REQUIREMENT: Please output the items starting with the line that contains "symbol-button[interactable]: ∞: [396, 236, 426, 266]" and going on through the line that contains "palette-button[interactable]: [599, 99, 662, 130]", copying each line exactly as it stands.

Stored records:
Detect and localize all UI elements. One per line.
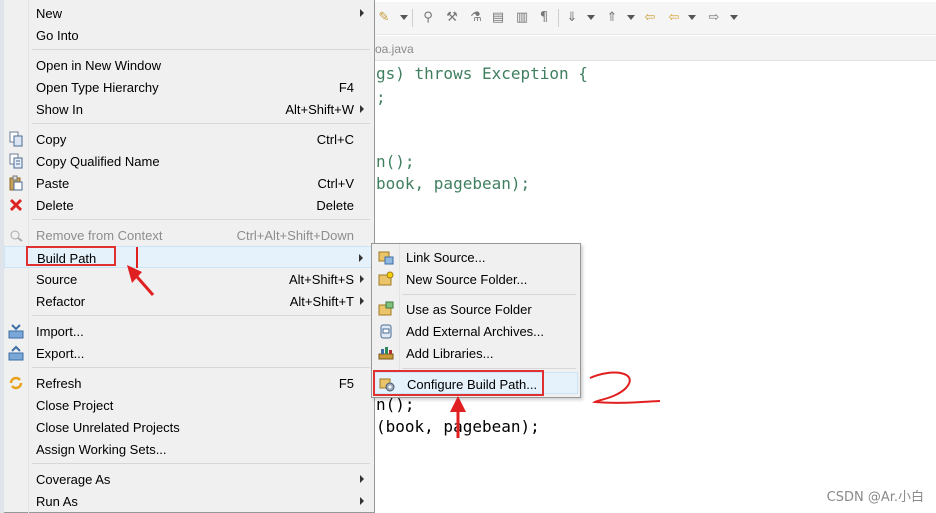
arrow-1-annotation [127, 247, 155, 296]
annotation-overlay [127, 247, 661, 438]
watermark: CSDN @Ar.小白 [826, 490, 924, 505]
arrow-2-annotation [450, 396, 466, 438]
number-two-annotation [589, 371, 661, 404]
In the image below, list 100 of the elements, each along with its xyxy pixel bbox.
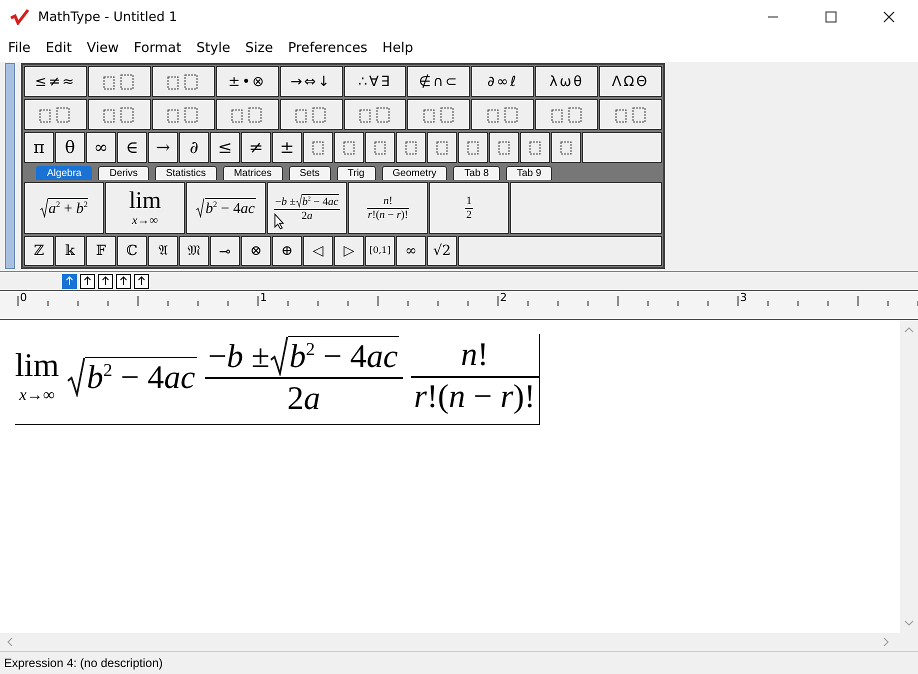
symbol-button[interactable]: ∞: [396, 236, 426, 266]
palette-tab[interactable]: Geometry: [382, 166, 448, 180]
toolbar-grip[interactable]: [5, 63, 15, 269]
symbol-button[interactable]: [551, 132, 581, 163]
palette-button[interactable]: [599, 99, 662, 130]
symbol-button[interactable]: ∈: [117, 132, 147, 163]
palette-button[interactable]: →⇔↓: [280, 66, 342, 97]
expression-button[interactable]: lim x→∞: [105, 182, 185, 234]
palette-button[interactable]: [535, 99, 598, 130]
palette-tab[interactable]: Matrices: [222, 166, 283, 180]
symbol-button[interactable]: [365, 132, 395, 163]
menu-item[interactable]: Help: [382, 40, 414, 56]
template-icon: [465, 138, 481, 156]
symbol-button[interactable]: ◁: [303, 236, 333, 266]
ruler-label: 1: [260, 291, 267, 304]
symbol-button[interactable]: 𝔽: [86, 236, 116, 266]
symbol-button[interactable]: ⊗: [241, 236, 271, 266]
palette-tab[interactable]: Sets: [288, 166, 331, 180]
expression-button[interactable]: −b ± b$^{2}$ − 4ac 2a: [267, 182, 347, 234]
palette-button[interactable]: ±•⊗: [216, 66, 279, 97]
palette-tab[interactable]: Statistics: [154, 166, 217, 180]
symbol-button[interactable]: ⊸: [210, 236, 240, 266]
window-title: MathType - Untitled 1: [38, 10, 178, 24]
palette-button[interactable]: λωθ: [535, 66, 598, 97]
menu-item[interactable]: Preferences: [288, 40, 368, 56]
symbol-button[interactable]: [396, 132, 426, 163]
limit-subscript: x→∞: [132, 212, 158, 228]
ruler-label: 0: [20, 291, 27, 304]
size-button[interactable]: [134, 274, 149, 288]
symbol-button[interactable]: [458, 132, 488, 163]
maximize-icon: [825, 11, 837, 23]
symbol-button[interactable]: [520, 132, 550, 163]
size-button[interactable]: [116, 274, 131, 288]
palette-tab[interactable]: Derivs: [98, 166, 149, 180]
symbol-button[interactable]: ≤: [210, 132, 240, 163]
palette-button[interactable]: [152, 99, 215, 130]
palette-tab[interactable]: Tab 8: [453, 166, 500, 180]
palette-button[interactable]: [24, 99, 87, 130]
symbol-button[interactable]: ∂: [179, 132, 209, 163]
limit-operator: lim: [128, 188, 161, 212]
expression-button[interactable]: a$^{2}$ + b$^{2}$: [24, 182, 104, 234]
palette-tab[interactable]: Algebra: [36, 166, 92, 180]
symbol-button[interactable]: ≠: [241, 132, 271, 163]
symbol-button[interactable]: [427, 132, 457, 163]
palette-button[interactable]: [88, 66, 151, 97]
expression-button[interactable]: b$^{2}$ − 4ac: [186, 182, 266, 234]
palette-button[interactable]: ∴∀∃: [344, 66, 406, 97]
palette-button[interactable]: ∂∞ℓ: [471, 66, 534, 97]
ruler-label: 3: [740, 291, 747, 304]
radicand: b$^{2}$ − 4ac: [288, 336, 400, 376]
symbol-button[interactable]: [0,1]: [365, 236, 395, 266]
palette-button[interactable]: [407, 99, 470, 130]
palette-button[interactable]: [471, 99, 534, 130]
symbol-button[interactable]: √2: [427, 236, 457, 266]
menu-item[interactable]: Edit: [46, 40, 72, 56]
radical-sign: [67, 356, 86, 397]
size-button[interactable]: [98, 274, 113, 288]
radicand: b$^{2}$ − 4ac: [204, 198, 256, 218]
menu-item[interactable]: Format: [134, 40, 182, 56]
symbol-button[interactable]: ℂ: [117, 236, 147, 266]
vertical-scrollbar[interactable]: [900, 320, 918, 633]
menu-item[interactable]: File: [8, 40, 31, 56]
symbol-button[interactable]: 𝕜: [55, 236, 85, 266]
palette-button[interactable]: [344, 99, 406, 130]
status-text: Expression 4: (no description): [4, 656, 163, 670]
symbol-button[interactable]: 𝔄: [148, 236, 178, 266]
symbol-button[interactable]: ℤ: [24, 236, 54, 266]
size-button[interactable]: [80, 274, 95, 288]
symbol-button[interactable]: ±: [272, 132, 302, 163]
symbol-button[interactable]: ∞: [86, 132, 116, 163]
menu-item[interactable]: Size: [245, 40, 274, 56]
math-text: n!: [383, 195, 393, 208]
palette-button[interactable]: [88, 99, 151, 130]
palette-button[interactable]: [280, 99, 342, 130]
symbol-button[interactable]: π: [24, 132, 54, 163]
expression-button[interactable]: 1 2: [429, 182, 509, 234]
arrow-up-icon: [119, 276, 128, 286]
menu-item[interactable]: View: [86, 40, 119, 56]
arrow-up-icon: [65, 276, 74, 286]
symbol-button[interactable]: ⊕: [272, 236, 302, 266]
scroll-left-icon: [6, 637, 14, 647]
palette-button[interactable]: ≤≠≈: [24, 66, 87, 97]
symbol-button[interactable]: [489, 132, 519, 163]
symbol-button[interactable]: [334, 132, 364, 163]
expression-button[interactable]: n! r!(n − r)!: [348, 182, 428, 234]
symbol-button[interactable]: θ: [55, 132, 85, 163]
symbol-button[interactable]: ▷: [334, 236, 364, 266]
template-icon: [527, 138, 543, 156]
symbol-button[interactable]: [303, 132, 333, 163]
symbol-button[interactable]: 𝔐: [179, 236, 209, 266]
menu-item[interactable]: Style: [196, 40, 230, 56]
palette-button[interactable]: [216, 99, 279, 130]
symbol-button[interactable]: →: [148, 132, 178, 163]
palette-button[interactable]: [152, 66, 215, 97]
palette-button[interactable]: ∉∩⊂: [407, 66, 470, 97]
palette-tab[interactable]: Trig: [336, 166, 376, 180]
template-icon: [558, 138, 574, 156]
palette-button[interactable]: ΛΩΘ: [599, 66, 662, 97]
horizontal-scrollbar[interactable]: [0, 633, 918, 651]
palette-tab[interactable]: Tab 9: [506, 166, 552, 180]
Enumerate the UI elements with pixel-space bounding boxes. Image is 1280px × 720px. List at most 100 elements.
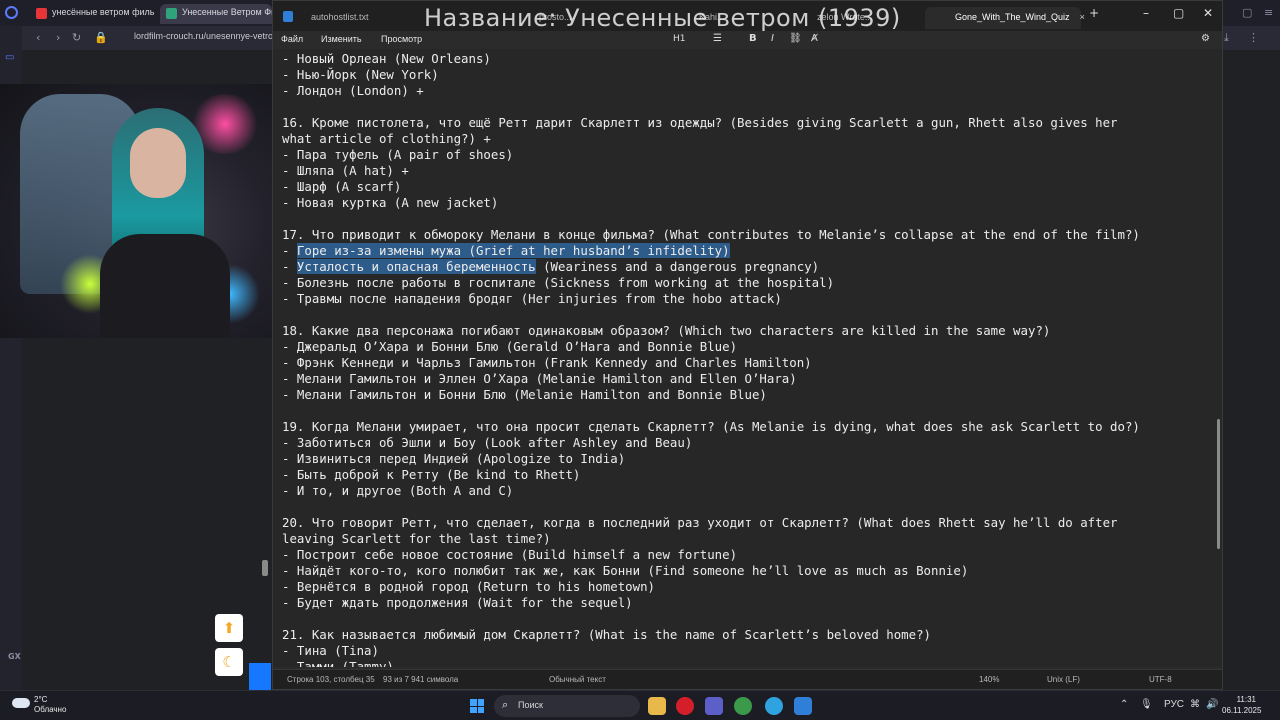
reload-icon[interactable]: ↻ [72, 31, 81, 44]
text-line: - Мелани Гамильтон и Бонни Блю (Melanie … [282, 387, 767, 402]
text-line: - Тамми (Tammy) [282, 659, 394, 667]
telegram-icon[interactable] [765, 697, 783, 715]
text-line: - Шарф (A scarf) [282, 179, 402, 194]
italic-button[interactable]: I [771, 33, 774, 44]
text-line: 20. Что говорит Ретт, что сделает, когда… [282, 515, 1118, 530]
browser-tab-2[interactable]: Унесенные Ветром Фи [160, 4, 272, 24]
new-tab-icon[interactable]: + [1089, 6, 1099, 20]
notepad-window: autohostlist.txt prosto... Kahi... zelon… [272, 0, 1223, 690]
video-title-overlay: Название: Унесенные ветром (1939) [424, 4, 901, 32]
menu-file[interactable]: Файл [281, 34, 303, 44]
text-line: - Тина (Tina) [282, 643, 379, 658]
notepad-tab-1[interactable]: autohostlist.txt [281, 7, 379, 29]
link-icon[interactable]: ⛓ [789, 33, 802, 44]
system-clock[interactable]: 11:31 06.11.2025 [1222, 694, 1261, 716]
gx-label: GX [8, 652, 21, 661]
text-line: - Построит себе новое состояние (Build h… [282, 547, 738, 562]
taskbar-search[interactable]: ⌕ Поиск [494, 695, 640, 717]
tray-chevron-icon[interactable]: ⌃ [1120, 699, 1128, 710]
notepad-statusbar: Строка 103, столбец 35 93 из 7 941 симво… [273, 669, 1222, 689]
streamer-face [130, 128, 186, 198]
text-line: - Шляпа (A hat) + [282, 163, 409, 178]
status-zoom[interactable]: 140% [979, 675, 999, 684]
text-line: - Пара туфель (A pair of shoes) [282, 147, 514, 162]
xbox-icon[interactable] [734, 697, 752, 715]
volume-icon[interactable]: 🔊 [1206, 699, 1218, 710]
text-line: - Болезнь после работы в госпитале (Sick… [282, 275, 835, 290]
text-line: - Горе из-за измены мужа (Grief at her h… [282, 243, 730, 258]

RESULT:
symbol-button[interactable]: ∞: [396, 236, 426, 266]
palette-tab[interactable]: Geometry: [382, 166, 448, 180]
toolbar-grip[interactable]: [5, 63, 15, 269]
symbol-button[interactable]: [551, 132, 581, 163]
palette-button[interactable]: [599, 99, 662, 130]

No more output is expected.